WHAT YOU ARE ASKED TO DO >> Read the lines below and count those that have the word "COLORADO". Respond with the number only.

— Start of ENTRIES SHOWN —

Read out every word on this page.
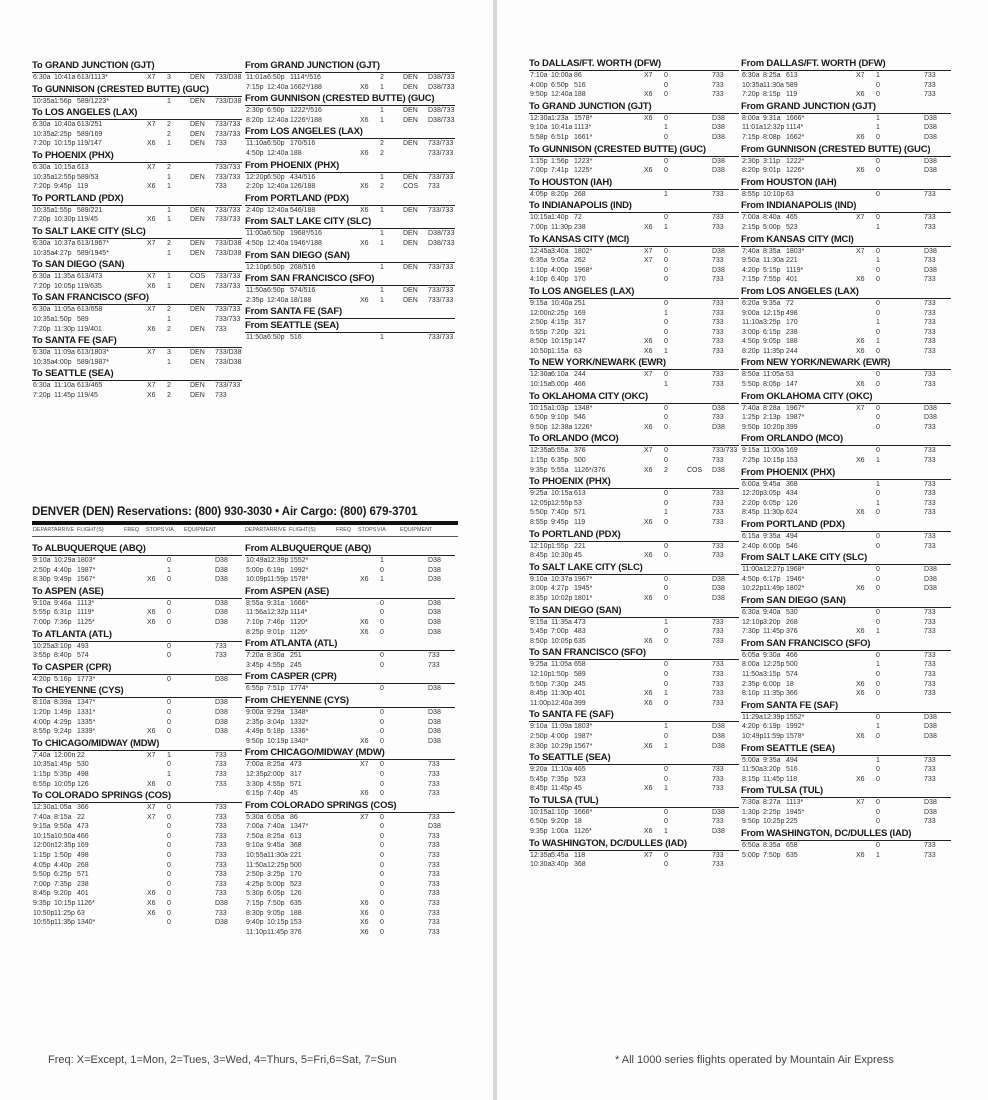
To GRAND JUNCTION (GJT)
6:30a 10:41a 613/1113*	X7 3	DEN 733/D38
To GUNNISON (CRESTED BUTTE) (GUC)
10:35a 1:56p 589/1223*	1	DEN 733/D38
To LOS ANGELES (LAX)
6:30a 10:40a 613/251	X7 2	DEN 733/733
10:35a 2:25p 589/169	2	DEN 733/733
7:20p 10:15p 119/147	X6 1	DEN 733
To PHOENIX (PHX)
6:30a 10:15a 613	X7 2	733/733
10:35a 12:55p 589/53	1	DEN 733/733
7:20p 9:45p 119	X6 1	733
To PORTLAND (PDX)
10:35a 1:55p 589/221	1	DEN 733/733
7:20p 10:30p 119/45	X6 1	DEN 733/733
To SALT LAKE CITY (SLC)
6:30a 10:37a 613/1967*	X7 2	DEN 733/D38
10:35a 4:27p 589/1945*	1	DEN 733/D38
To SAN DIEGO (SAN)
6:30a 11:35a 613/473	X7 1	COS 733/733
7:20p 10:05p 119/635	X6 1	DEN 733/733
To SAN FRANCISCO (SFO)
6:30a 11:05a 613/658	X7 2	DEN 733/733
10:35a 1:50p 589	1	733/733
7:20p 11:30p 119/401	X6 2	DEN 733
To SANTA FE (SAF)
6:30a 11:09a 613/1803*	X7 3	DEN 733/D38
10:35a 4:00p 589/1987*	1	DEN 733/D38
To SEATTLE (SEA)
6:30a 11:10a 613/465	X7 2	DEN 733/733
7:20p 11:45p 119/45	X6 2	DEN 733
From GRAND JUNCTION (GJT)
11:01a 6:50p 1114*/516	2	DEN D38/733
7:15p 12:40a 1662*/188	X6 1	DEN D38/733
From GUNNISON (CRESTED BUTTE) (GUC)
2:30p 6:50p 1222*/516	1	DEN D38/733
8:20p 12:40a 1226*/188	X6 1	DEN D38/733
From LOS ANGELES (LAX)
11:10a 6:50p 170/516	2	DEN 733/733
4:50p 12:40a 188	X6 2	733/733
From PHOENIX (PHX)
12:20p 6:50p 434/516	1	DEN 733/733
2:20p 12:40a 126/188	X6 2	COS 733
From PORTLAND (PDX)
2:40p 12:40a 546/188	X6 1	DEN 733/733
From SALT LAKE CITY (SLC)
11:00a 6:50p 1968*/516	1	DEN D38/733
4:50p 12:40a 1946*/188	X6 1	DEN D38/733
From SAN DIEGO (SAN)
12:10p 6:50p 268/516	1	DEN 733/733
From SAN FRANCISCO (SFO)
11:50a 6:50p 574/516	1	DEN 733/733
2:35p 12:40a 18/188	X6 1	DEN 733/733
From SANTA FE (SAF)
From SEATTLE (SEA)
11:50a 6:50p 516	1	733/733
DENVER (DEN) Reservations: (800) 930-3030 • Air Cargo: (800) 679-3701
DEPART ARRIVE FLIGHT(S)	FREQ STOPS VIA EQUIPMENT	DEPART ARRIVE FLIGHT(S)	FREQ STOPS VIA	EQUIPMENT
To ALBUQUERQUE (ABQ)
9:10a 10:29a 1803*	0	D38
2:50p 4:40p 1987*	1	D38
8:30p 9:49p 1567*	X6 0	D38
To ASPEN (ASE)
9:10a 9:46a 1113*	0	D38
5:55p 6:31p 1119*	X6 0	D38
7:00p 7:36p 1125*	X6 0	D38
To ATLANTA (ATL)
10:25a 3:10p 493	0	733
3:55p 8:40p 574	0	733
To CASPER (CPR)
4:20p 5:16p 1773*	0	D38
To CHEYENNE (CYS)
8:10a 8:39a 1347*	0	D38
1:20p 1:49p 1331*	0	D38
4:00p 4:29p 1335*	0	D38
8:55p 9:24p 1339*	X6 0	D38
To CHICAGO/MIDWAY (MDW)
7:40a 12:00n 22	X7 1	733
10:35a 1:45p 530	0	733
1:15p 5:35p 498	1	733
6:55p 10:05p 126	X6 0	733
To COLORADO SPRINGS (COS)
12:30a 1:05a 366	X7 0	733
7:40a 8:15a 22	X7 0	733
9:15a 9:50a 473	0	733
10:15a 10:50a 466	0	733
12:00n 12:35p 169	0	733
1:15p 1:50p 498	0	733
4:05p 4:40p 268	0	733
5:50p 6:25p 571	0	733
7:00p 7:35p 238	0	733
8:45p 9:20p 401	X6 0	733
9:35p 10:15p 1126*	X6 0	D38
10:50p 11:25p 63	X6 0	733
10:55p 11:35p 1340*	0	D38
From ALBUQUERQUE (ABQ)
10:49a 12:39p 1552*	1	D38
5:00p 6:19p 1992*	0	D38
10:09p 11:59p 1578*	X6 1	D38
From ASPEN (ASE)
8:55a 9:31a 1666*	0	D38
11:56a 12:32p 1114*	0	D38
7:10p 7:46p 1120*	X6 0	D38
8:25p 9:01p 1126*	X6 0	D38
From ATLANTA (ATL)
7:20a 8:30a 251	0	733
3:45p 4:55p 245	0	733
From CASPER (CPR)
6:55p 7:51p 1774*	0	D38
From CHEYENNE (CYS)
9:00a 9:29a 1348*	0	D38
2:35p 3:04p 1332*	0	D38
4:49p 5:18p 1336*	0	D38
9:50p 10:19p 1340*	X6 0	D38
From CHICAGO/MIDWAY (MDW)
7:00a 8:25a 473	X7 0	733
12:35p 2:00p 317	0	733
3:30p 4:55p 571	0	733
6:15p 7:40p 45	X6 0	733
From COLORADO SPRINGS (COS)
5:30a 6:05a 86	X7 0	733
7:00a 7:40a 1347*	0	D38
7:50a 8:25a 613	0	733
9:10a 9:45a 368	0	733
10:55a 11:30a 221	0	733
11:50a 12:25p 500	0	733
2:50p 3:25p 170	0	733
4:25p 5:00p 523	0	733
5:30p 6:05p 126	0	733
7:15p 7:50p 635	X6 0	733
8:30p 9:05p 188	X6 0	733
9:40p 10:15p 153	X6 0	733
11:10p 11:45p 376	X6 0	733
Freq: X=Except, 1=Mon, 2=Tues, 3=Wed, 4=Thurs, 5=Fri,6=Sat, 7=Sun
To DALLAS/FT. WORTH (DFW)
7:10a 10:00a 86	X7 0	733
4:00p 6:50p 516	0	733
9:50p 12:40a 188	X6 0	733
To GRAND JUNCTION (GJT)
12:30a 1:23a 1578*	X6 0	D38
9:10a 10:41a 1113*	1	D38
5:58p 6:51p 1661*	0	D38
To GUNNISON (CRESTED BUTTE) (GUC)
1:15p 1:56p 1223*	0	D38
7:00p 7:41p 1225*	X6 0	D38
To HOUSTON (IAH)
4:05p 8:20p 268	1	733
To INDIANAPOLIS (IND)
10:15a 1:40p 72	0	733
7:00p 11:30p 238	X6 1	733
To KANSAS CITY (MCI)
12:45a 3:40a 1802*	X7 0	D38
6:35a 9:05a 262	X7 0	733
1:10p 4:00p 1968*	0	D38
4:10p 6:40p 170	0	733
To LOS ANGELES (LAX)
9:15a 10:40a 251	0	733
12:00n 2:25p 169	1	733
2:50p 4:15p 317	0	733
5:55p 7:20p 321	0	733
8:50p 10:15p 147	X6 0	733
10:50p 1:15a 63	X6 1	733
To NEW YORK/NEWARK (EWR)
12:30a 6:10a 244	X7 0	733
10:15a 5:00p 466	1	733
To OKLAHOMA CITY (OKC)
10:15a 1:03p 1348*	0	D38
6:50p 9:10p 546	0	733
9:50p 12:38a 1226*	X6 0	D38
To ORLANDO (MCO)
12:35a 5:55a 376	X7 0	733/733
1:15p 6:35p 500	0	733
9:35p 5:55a 1126*/376	X6 2	COS D38
To PHOENIX (PHX)
9:25a 10:15a 613	0	733
12:05p 12:55p 53	0	733
5:50p 7:40p 571	1	733
8:55p 9:45p 119	X6 0	733
To PORTLAND (PDX)
12:10p 1:55p 221	0	733
8:45p 10:30p 45	X6 0	733
To SALT LAKE CITY (SLC)
9:10a 10:37a 1967*	0	D38
3:00p 4:27p 1945*	0	D38
8:35p 10:02p 1801*	X6 0	D38
To SAN DIEGO (SAN)
9:15a 11:35a 473	1	733
5:45p 7:00p 483	0	733
8:50p 10:05p 635	X6 0	733
To SAN FRANCISCO (SFO)
9:25a 11:05a 658	0	733
12:10p 1:50p 589	0	733
5:50p 7:30p 245	0	733
8:45p 11:30p 401	X6 1	733
11:00p 12:40a 399	X6 0	733
To SANTA FE (SAF)
9:10a 11:09a 1803*	1	D38
2:50p 4:00p 1987*	0	D38
8:30p 10:29p 1567*	X6 1	D38
To SEATTLE (SEA)
9:20a 11:10a 465	0	733
5:45p 7:35p 523	0	733
8:45p 11:45p 45	X6 1	733
To TULSA (TUL)
10:15a 1:10p 1666*	0	D38
6:50p 9:20p 18	0	733
9:35p 1:00a 1126*	X6 1	D38
To WASHINGTON, DC/DULLES (IAD)
12:35a 5:45a 118	X7 0	733
10:30a 3:40p 368	0	733
From DALLAS/FT. WORTH (DFW)
6:30a 8:25a 613	X7 1	733
10:35a 11:30a 589	0	733
7:20p 8:15p 119	X6 0	733
From GRAND JUNCTION (GJT)
8:00a 9:31a 1666*	1	D38
11:01a 12:32p 1114*	1	D38
7:15p 8:08p 1662*	X6 0	D38
From GUNNISON (CRESTED BUTTE) (GUC)
2:30p 3:11p 1222*	0	D38
8:20p 9:01p 1226*	X6 0	D38
From HOUSTON (IAH)
8:55p 10:10p 63	0	733
From INDIANAPOLIS (IND)
7:00a 8:40a 465	X7 0	733
2:15p 5:00p 523	1	733
From KANSAS CITY (MCI)
7:40a 8:35a 1803*	X7 0	D38
9:50a 11:30a 221	1	733
4:20p 5:15p 1119*	0	D38
7:15p 7:55p 401	X6 0	733
From LOS ANGELES (LAX)
6:20a 9:35a 72	0	733
9:00a 12:15p 498	0	733
11:10a 3:25p 170	1	733
3:00p 6:15p 238	0	733
4:50p 9:05p 188	X6 1	733
8:20p 11:35p 244	X6 0	733
From NEW YORK/NEWARK (EWR)
8:50a 11:05a 53	0	733
5:50p 8:05p 147	X6 0	733
From OKLAHOMA CITY (OKC)
7:40a 8:28a 1967*	X7 0	D38
1:25p 2:13p 1987*	0	D38
9:50p 10:20p 399	0	733
From ORLANDO (MCO)
9:15a 11:00a 169	0	733
7:25p 10:15p 153	X6 1	733
From PHOENIX (PHX)
6:00a 9:45a 368	1	733
12:20p 3:05p 434	0	733
2:20p 6:05p 126	1	733
8:45p 11:30p 624	X6 0	733
From PORTLAND (PDX)
6:15a 9:35a 494	0	733
2:40p 6:00p 546	0	733
From SALT LAKE CITY (SLC)
11:00a 12:27p 1968*	0	D38
4:50p 6:17p 1946*	0	D38
10:22p 11:49p 1802*	X6 0	D38
From SAN DIEGO (SAN)
6:30a 9:40a 530	0	733
12:10p 3:20p 268	0	733
7:30p 11:45p 376	X6 1	733
From SAN FRANCISCO (SFO)
6:05a 9:30a 466	0	733
8:00a 12:25p 500	1	733
11:50a 3:15p 574	0	733
2:35p 6:00p 18	X6 0	733
8:10p 11:35p 366	X6 0	733
From SANTA FE (SAF)
11:29a 12:39p 1552*	0	D38
4:20p 6:19p 1992*	1	D38
10:49p 11:59p 1578*	X6 0	D38
From SEATTLE (SEA)
5:00a 9:35a 494	1	733
11:50a 3:20p 516	0	733
8:15p 11:45p 118	X6 0	733
From TULSA (TUL)
7:30a 8:27a 1113*	X7 0	D38
1:30p 2:25p 1945*	0	D38
9:50p 10:25p 225	0	733
From WASHINGTON, DC/DULLES (IAD)
6:50a 8:35a 658	0	733
5:00p 7:50p 635	X6 1	733
* All 1000 series flights operated by Mountain Air Express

— End of ENTRIES SHOWN —

SOLUTION FOR THIS EXERCISE >> 2